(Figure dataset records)
- - - - -

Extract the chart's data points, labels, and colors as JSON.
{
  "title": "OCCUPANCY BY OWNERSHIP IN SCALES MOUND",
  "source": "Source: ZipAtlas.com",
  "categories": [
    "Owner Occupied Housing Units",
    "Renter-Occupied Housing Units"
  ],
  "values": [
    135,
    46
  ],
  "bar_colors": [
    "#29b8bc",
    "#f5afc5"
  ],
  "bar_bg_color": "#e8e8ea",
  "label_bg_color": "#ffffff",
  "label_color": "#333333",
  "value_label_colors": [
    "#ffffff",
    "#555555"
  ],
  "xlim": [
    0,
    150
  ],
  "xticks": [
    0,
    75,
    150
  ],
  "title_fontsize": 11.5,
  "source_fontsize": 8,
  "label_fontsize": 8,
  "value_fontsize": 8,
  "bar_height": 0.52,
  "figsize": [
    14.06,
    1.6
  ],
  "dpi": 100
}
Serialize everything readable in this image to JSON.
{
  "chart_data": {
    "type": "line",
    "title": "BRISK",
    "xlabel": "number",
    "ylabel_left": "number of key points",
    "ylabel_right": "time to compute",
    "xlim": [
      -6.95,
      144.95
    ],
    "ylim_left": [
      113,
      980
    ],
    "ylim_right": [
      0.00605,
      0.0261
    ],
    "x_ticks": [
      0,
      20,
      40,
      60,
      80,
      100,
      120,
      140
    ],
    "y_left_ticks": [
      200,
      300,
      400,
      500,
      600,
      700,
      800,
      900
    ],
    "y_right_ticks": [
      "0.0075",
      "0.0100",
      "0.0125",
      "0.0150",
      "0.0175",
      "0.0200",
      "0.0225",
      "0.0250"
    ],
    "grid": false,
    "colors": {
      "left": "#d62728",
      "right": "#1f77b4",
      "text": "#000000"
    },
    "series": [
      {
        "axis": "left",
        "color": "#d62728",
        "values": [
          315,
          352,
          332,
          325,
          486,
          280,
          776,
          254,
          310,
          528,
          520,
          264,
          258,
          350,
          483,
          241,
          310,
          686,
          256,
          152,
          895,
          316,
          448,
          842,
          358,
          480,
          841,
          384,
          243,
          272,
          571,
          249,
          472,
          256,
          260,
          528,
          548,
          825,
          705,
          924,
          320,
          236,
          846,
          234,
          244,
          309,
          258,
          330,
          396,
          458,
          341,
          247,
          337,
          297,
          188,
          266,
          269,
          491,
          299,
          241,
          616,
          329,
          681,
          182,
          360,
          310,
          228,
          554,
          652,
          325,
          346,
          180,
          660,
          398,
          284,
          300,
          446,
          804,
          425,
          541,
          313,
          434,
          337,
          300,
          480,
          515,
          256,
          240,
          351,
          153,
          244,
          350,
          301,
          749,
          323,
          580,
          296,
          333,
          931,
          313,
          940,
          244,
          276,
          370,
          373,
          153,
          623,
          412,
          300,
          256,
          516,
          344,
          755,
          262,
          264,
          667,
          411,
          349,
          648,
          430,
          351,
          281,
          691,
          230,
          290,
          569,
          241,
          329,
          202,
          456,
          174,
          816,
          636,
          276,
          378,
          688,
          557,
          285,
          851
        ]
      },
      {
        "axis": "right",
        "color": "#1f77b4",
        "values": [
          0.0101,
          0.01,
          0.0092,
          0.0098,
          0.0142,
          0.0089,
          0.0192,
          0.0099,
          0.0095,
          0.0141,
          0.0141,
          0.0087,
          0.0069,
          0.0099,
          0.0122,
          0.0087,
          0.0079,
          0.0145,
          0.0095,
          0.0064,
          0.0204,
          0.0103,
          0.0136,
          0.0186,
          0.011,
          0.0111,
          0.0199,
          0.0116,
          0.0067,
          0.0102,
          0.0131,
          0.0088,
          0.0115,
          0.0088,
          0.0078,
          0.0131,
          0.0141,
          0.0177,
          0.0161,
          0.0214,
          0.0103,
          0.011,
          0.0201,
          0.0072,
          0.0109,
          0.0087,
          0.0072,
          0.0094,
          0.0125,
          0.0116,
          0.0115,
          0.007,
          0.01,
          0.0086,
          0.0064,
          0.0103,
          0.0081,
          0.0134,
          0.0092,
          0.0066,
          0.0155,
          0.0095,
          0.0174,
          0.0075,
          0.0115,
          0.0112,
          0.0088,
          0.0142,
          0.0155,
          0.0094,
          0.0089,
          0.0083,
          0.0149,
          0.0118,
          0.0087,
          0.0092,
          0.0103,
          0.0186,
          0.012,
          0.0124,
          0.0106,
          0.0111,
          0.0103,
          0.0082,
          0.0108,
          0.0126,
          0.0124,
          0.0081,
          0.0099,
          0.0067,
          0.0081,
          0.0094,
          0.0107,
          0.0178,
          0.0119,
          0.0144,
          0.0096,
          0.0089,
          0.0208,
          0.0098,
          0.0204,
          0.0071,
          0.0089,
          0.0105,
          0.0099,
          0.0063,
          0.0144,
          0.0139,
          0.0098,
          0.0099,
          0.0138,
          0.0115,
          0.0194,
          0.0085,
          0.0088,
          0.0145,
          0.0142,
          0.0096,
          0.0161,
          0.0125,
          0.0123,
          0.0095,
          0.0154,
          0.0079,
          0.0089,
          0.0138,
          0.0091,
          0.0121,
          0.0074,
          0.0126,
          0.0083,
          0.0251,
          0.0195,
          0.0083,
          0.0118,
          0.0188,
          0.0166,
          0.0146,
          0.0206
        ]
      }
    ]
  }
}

- - - - -

REQUIREMENTS
Only lines with the string "Occupied" belong in your answer; copy each one.

ANSWER TO THIS EXERCISE
    "Owner Occupied Housing Units",
    "Renter-Occupied Housing Units"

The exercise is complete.